Source data
☆ ☆ ☆

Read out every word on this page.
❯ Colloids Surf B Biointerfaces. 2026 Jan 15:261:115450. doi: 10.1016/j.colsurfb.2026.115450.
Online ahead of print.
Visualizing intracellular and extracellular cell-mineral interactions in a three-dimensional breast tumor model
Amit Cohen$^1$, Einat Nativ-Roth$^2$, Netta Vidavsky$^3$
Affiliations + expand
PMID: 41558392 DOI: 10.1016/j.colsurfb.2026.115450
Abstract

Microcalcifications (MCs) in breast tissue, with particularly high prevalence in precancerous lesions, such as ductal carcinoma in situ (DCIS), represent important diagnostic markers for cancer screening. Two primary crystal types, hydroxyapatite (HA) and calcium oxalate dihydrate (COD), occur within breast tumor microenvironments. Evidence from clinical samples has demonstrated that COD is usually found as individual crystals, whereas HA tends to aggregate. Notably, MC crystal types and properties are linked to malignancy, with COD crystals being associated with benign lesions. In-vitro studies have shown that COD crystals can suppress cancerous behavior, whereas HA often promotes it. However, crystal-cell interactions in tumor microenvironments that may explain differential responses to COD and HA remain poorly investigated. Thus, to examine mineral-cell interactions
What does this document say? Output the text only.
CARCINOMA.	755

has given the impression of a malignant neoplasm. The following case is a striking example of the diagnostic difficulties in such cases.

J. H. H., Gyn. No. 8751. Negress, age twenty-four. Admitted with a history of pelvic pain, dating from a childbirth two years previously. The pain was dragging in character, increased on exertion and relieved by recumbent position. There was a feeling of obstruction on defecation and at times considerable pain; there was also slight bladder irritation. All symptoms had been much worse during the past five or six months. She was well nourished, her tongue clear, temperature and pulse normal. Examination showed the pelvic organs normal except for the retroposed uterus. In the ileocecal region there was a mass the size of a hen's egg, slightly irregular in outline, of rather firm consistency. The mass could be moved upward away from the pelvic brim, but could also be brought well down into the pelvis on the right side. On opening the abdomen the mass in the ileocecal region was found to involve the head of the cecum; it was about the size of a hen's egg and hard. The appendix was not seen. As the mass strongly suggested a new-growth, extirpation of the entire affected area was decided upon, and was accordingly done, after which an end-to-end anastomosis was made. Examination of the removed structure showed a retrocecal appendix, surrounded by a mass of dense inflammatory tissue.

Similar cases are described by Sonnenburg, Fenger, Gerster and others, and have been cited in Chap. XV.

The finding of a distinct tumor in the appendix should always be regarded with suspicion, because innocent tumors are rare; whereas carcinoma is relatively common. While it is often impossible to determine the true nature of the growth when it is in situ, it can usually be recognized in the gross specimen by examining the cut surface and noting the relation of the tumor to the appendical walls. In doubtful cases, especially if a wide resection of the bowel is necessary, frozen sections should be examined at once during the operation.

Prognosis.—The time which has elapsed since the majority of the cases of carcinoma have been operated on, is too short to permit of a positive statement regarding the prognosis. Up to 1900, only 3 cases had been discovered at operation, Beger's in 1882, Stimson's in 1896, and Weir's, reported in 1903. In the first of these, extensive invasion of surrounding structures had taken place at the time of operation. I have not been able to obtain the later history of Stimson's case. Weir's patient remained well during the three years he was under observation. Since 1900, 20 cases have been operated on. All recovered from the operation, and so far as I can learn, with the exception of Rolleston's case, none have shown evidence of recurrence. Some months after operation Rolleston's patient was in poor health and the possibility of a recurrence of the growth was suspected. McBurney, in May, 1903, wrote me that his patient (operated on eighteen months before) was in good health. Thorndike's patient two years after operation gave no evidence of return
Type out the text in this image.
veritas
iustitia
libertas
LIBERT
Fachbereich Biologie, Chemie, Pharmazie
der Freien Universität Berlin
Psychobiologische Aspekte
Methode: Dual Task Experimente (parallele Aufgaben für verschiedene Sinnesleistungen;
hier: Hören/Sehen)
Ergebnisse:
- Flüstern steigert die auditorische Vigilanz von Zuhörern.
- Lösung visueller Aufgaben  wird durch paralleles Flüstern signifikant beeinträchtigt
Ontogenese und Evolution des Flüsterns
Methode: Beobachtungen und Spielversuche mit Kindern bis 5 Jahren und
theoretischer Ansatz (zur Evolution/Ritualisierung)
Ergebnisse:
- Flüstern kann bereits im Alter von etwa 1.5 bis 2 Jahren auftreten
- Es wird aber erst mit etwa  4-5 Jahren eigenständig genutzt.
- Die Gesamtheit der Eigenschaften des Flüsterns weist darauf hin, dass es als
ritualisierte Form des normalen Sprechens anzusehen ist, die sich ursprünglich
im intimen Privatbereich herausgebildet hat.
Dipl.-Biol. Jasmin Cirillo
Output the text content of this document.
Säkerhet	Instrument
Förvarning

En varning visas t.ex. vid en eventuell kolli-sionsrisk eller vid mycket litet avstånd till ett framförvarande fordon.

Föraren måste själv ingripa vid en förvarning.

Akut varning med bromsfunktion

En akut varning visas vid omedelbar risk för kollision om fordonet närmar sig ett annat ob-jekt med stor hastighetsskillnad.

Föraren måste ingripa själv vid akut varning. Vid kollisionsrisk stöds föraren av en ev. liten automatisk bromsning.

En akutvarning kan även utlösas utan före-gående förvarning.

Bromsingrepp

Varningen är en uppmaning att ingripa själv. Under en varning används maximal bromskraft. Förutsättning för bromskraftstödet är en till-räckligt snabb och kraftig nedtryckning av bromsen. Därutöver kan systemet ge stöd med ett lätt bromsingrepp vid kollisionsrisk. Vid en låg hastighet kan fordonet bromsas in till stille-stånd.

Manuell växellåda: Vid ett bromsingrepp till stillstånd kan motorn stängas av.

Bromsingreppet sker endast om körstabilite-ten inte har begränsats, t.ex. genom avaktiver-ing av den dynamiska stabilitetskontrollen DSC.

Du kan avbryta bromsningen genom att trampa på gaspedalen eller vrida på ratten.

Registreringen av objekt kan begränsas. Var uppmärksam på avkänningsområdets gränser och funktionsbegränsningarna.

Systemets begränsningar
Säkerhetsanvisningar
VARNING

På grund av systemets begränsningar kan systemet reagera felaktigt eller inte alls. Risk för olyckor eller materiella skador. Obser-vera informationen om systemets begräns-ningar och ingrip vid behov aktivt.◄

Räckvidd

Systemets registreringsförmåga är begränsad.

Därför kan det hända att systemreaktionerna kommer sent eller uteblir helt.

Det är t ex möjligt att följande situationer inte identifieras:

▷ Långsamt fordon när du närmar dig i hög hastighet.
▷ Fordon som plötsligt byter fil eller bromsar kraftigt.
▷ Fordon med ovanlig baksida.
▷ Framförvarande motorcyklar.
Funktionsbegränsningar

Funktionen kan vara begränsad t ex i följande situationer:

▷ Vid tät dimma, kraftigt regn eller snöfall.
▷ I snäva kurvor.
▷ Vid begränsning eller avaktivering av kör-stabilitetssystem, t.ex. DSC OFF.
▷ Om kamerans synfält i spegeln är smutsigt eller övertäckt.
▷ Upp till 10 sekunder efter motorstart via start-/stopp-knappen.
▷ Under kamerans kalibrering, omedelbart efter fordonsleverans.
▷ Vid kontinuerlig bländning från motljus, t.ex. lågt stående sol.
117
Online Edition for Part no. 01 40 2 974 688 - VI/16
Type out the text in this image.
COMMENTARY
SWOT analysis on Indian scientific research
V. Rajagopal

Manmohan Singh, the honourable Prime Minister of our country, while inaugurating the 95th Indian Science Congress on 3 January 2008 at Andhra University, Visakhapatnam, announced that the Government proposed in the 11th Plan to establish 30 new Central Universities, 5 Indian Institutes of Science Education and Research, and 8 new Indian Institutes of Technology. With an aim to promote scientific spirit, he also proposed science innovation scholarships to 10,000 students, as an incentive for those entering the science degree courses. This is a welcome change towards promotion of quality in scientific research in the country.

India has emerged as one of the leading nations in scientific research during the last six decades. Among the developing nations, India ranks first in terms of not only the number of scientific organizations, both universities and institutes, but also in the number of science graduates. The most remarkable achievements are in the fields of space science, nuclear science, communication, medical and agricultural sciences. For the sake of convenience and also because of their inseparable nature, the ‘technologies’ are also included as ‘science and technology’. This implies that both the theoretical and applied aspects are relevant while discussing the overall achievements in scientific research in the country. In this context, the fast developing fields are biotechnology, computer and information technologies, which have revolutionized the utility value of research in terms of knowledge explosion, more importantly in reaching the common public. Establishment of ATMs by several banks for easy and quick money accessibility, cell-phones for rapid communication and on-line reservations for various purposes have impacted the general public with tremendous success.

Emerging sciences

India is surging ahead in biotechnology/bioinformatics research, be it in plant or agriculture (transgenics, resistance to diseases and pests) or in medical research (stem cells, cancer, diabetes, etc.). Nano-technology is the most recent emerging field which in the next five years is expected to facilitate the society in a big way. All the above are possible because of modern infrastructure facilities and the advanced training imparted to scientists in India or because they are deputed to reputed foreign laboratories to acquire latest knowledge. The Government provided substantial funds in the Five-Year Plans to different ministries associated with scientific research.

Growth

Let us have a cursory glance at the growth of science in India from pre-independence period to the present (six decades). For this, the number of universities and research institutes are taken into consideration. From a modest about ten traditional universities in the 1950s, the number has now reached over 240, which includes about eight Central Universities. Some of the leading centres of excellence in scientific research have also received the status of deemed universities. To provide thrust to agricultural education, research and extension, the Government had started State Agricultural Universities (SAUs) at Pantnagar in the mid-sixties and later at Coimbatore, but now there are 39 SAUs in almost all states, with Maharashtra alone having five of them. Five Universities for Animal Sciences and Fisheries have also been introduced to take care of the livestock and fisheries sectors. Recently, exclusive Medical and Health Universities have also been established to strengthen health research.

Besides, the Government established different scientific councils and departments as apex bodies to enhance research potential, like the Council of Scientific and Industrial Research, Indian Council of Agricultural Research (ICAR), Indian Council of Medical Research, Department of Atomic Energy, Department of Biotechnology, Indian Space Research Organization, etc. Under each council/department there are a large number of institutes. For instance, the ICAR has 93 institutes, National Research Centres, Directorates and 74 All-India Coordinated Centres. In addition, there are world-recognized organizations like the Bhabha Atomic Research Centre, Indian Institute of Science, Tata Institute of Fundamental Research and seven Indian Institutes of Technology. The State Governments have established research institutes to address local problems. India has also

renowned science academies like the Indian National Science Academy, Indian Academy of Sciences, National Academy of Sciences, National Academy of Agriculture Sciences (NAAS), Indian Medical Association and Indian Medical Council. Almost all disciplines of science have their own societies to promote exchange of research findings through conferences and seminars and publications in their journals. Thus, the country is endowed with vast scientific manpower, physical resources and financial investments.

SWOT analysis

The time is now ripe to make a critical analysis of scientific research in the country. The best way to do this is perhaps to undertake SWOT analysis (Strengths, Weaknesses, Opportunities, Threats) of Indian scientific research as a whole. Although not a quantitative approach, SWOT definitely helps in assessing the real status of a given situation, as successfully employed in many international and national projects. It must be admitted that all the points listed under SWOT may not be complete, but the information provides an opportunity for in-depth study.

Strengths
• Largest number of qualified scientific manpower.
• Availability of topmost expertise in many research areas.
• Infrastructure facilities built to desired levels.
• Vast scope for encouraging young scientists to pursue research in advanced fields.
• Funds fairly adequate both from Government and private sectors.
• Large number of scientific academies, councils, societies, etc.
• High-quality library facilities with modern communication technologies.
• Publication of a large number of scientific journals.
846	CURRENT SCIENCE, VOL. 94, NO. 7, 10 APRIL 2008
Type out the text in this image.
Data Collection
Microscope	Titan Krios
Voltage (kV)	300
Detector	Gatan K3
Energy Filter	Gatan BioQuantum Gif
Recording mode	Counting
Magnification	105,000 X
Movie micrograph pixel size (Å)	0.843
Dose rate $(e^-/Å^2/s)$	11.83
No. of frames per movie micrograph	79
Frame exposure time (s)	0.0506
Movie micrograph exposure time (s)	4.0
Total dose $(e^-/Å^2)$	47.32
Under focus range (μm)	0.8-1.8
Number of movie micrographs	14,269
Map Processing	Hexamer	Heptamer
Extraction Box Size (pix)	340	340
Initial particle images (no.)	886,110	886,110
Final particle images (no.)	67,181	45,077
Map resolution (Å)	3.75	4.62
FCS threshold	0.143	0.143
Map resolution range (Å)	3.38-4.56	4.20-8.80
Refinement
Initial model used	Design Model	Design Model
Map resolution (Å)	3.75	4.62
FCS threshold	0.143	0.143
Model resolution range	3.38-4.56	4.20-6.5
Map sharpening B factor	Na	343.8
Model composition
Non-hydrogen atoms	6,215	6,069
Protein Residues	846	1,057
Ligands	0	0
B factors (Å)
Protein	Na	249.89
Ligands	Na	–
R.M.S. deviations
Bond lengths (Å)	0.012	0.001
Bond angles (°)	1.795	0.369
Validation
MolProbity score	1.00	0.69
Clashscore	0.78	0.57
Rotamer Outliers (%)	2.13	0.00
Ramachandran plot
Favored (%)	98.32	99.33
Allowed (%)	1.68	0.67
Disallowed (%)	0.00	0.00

☆ ☆ ☆

- WHAT YOU NEED TO DO -
What is the number of lines above that contain the word "exposure"? Answer with that number only.

- RESULT OF THIS TASK -
2